**SOURCE TEXT:**
Business Transformation & Optimization


Inside ECO.2000

Approximately a month before take off, the planning process takes place. The airline decides which flights are planned for the next month and assigns an individual aircraft and specific crew members to each flight.

ECO.2000's task is to build round trips for each type of crew member. Many variables exist and must be taken into account when building a round trip. These variables include: which captains are licensed to fly which model of airplane, specific training of flight attendants, special requests, balancing employee overtime, and more.



The monthly planning process contains the following stages:

  • Flight schedule planning: Deciding which flights the airline is planning next month, based on the seasonal schedule.
  • Fleet assignment: Deciding which type of aircraft is used for each flight.
  • Aircraft assignment: Deciding which individual aircraft to use for each flight.
  • Solving the crew pairing problem: Building crew assignable tasks that cover all of the flights.
  • Crew assignment: Assigning crew members to the tasks and pairings built in the previous stage.

Crew pairing considers El Al's monthly flight schedule, other carrier's flights for potential transfer flights, tail end flights of last month's pairings, rules and preferences, and the cost structure. When all of these variables have been accounted for, El Al is able to completely cover their flight schedule, satisfy all of their legal criteria, minimize costs, and optimize their use of resources.

Problems in the crew scheduling procedure include:
  • Three levels of connectivity: flights, duties, and pairings.
  • Two dimensions: time and space.
  • Billions of combinations.
  • Complicated rules: several layers including flight connection, duty, duty connection and pairing; very irregular, crew augmentation, and splitting.
  • Complicated cost function: irregular, nonlinear, and noncontinuous.

**STORED DATA:**

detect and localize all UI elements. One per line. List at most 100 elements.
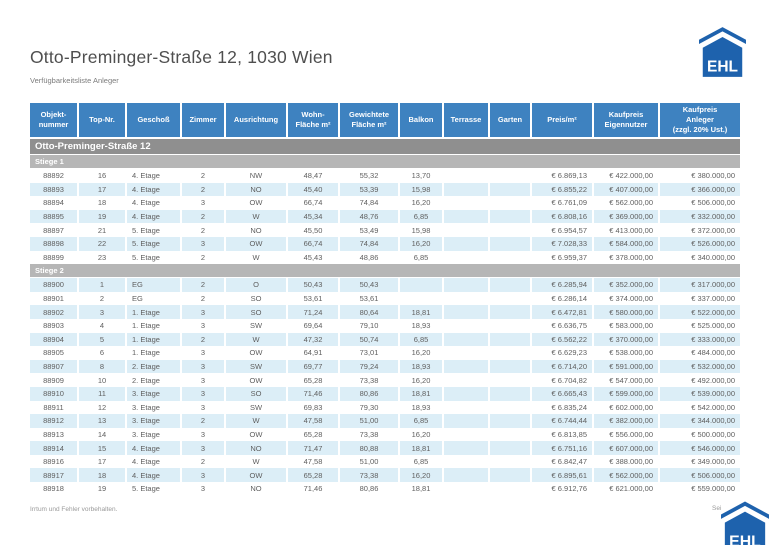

**WHAT TO DO:** Reproduce word for word the stretch of the ECO.2000 text from "ECO.2000's task is" through "the seasonal schedule.".

**SOLUTION TO THIS TASK:**
ECO.2000's task is to build round trips for each type of crew member. Many variables exist and must be taken into account when building a round trip. These variables include: which captains are licensed to fly which model of airplane, specific training of flight attendants, special requests, balancing employee overtime, and more.



The monthly planning process contains the following stages:

  • Flight schedule planning: Deciding which flights the airline is planning next month, based on the seasonal schedule.